*DATA:*

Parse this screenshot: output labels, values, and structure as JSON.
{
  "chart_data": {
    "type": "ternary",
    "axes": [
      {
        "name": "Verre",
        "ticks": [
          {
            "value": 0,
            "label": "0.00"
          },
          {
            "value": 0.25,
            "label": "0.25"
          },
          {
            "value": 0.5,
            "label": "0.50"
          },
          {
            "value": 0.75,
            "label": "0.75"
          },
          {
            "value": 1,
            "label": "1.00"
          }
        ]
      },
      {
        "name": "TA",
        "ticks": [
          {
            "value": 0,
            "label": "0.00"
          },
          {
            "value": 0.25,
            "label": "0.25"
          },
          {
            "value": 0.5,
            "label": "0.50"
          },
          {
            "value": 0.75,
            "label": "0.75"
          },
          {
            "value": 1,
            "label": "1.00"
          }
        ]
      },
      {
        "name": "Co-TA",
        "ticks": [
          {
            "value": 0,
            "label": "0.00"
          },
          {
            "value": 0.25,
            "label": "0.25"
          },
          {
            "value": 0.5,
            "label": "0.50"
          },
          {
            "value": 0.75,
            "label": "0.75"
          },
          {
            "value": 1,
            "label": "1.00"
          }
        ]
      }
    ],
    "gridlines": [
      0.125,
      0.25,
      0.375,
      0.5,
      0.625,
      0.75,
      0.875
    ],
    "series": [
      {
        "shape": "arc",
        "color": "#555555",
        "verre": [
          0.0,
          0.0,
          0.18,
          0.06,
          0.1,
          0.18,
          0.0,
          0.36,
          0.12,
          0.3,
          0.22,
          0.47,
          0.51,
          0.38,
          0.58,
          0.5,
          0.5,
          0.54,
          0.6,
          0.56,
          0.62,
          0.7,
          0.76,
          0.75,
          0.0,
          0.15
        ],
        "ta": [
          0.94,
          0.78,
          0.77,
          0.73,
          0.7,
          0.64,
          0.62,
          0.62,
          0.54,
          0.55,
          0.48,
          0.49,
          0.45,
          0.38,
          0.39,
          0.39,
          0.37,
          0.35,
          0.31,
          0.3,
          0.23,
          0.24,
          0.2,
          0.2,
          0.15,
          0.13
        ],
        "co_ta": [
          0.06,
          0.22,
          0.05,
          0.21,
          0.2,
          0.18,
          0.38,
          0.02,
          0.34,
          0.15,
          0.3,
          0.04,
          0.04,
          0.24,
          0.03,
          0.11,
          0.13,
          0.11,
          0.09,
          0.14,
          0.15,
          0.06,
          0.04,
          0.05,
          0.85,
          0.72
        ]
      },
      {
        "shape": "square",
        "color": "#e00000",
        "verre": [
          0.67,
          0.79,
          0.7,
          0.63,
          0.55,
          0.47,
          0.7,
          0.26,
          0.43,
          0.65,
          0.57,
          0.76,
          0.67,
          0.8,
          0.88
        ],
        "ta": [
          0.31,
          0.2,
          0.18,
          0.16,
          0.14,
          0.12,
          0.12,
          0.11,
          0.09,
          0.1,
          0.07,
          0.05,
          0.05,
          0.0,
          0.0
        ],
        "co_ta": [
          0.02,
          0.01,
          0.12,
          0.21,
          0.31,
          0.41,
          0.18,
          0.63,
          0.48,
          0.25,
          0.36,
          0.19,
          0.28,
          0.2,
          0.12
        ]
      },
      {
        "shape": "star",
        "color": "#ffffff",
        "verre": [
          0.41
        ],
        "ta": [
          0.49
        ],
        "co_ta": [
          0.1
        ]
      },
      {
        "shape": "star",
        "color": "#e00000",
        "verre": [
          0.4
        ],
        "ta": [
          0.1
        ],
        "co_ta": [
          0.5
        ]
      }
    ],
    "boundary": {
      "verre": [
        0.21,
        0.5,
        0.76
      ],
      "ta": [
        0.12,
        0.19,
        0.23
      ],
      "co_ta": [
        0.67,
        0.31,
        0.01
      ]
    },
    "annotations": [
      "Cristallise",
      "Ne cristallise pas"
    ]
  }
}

*GIVEN PROBLEM:*
From the material above, copy each line that includes the word "color".

*EXERCISE RESULT:*
        "color": "#555555",
        "color": "#e00000",
        "color": "#ffffff",
        "color": "#e00000",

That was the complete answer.